[Data entries]
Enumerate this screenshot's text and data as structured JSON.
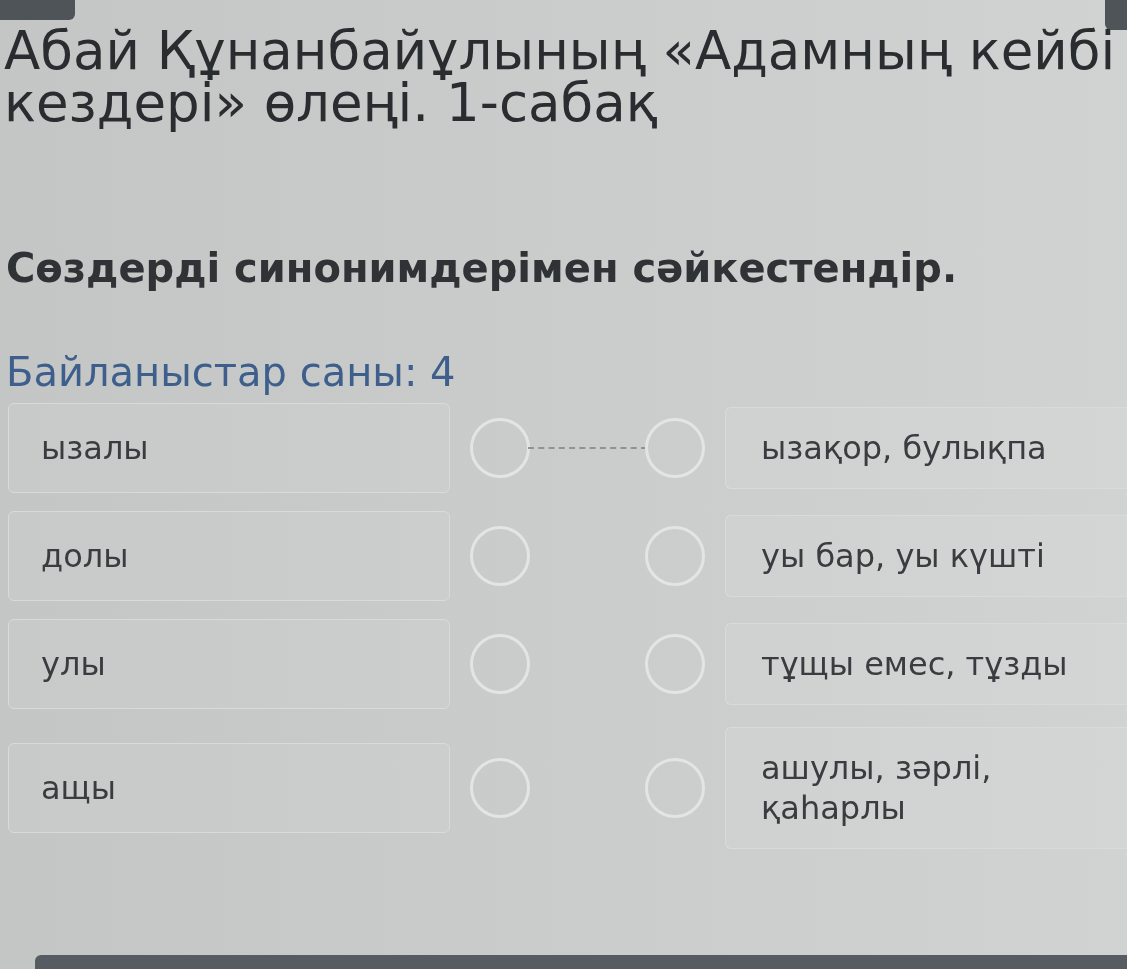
{
  "title_lines": [
    "Абай Құнанбайұлының «Адамның кейбі",
    "кездері» өлеңі. 1-сабақ"
  ],
  "instruction": "Сөздерді синонимдерімен сәйкестендір.",
  "link_count": "Байланыстар саны: 4",
  "pairs": [
    {
      "left": "ызалы",
      "right": "ызақор, булықпа",
      "connected": true
    },
    {
      "left": "долы",
      "right": "уы бар, уы күшті",
      "connected": false
    },
    {
      "left": "улы",
      "right": "тұщы емес, тұзды",
      "connected": false
    },
    {
      "left": "ащы",
      "right": "ашулы, зәрлі, қаһарлы",
      "connected": false
    }
  ]
}
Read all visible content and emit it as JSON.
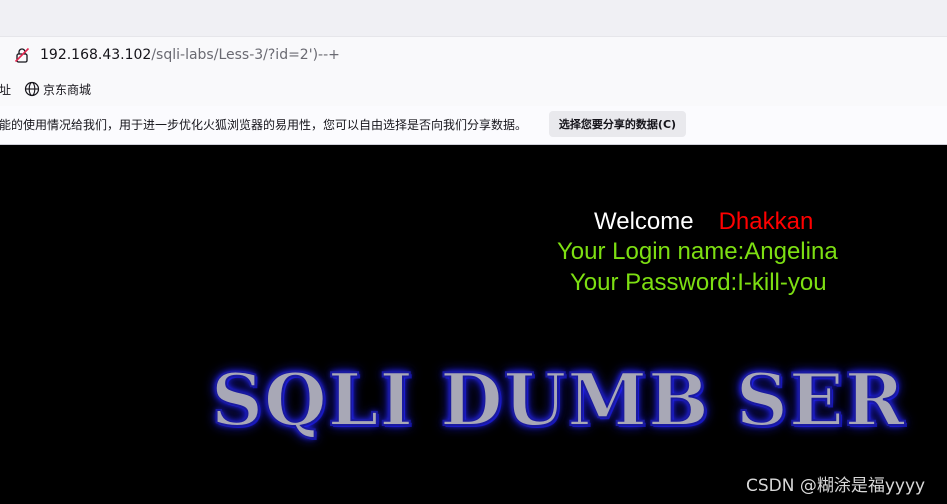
{
  "browser": {
    "url_host": "192.168.43.102",
    "url_path": "/sqli-labs/Less-3/?id=2')--+",
    "bookmarks": {
      "cut_label": "址",
      "jd_label": "京东商城"
    },
    "notification": {
      "text": "能的使用情况给我们，用于进一步优化火狐浏览器的易用性，您可以自由选择是否向我们分享数据。",
      "button_label": "选择您要分享的数据(C)"
    }
  },
  "page": {
    "welcome_label": "Welcome",
    "welcome_name": "Dhakkan",
    "login_line": "Your Login name:Angelina",
    "password_line": "Your Password:I-kill-you",
    "banner": "SQLI DUMB SER",
    "watermark": "CSDN @糊涂是福yyyy"
  },
  "colors": {
    "welcome": "#ffffff",
    "name": "#ff0000",
    "credentials": "#7ddf12"
  },
  "icons": {
    "urlbar_security": "insecure-lock-icon",
    "bookmark": "globe-icon"
  }
}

**What is needed**:
Retype only the lines from the one with "Read all visible content and emit it as JSON." through the final line of the entries, please, and keep the pictures out.

**The reply**:
Read all visible content and emit it as JSON.
{
  "browser": {
    "url_host": "192.168.43.102",
    "url_path": "/sqli-labs/Less-3/?id=2')--+",
    "bookmarks": {
      "cut_label": "址",
      "jd_label": "京东商城"
    },
    "notification": {
      "text": "能的使用情况给我们，用于进一步优化火狐浏览器的易用性，您可以自由选择是否向我们分享数据。",
      "button_label": "选择您要分享的数据(C)"
    }
  },
  "page": {
    "welcome_label": "Welcome",
    "welcome_name": "Dhakkan",
    "login_line": "Your Login name:Angelina",
    "password_line": "Your Password:I-kill-you",
    "banner": "SQLI DUMB SER",
    "watermark": "CSDN @糊涂是福yyyy"
  },
  "colors": {
    "welcome": "#ffffff",
    "name": "#ff0000",
    "credentials": "#7ddf12"
  },
  "icons": {
    "urlbar_security": "insecure-lock-icon",
    "bookmark": "globe-icon"
  }
}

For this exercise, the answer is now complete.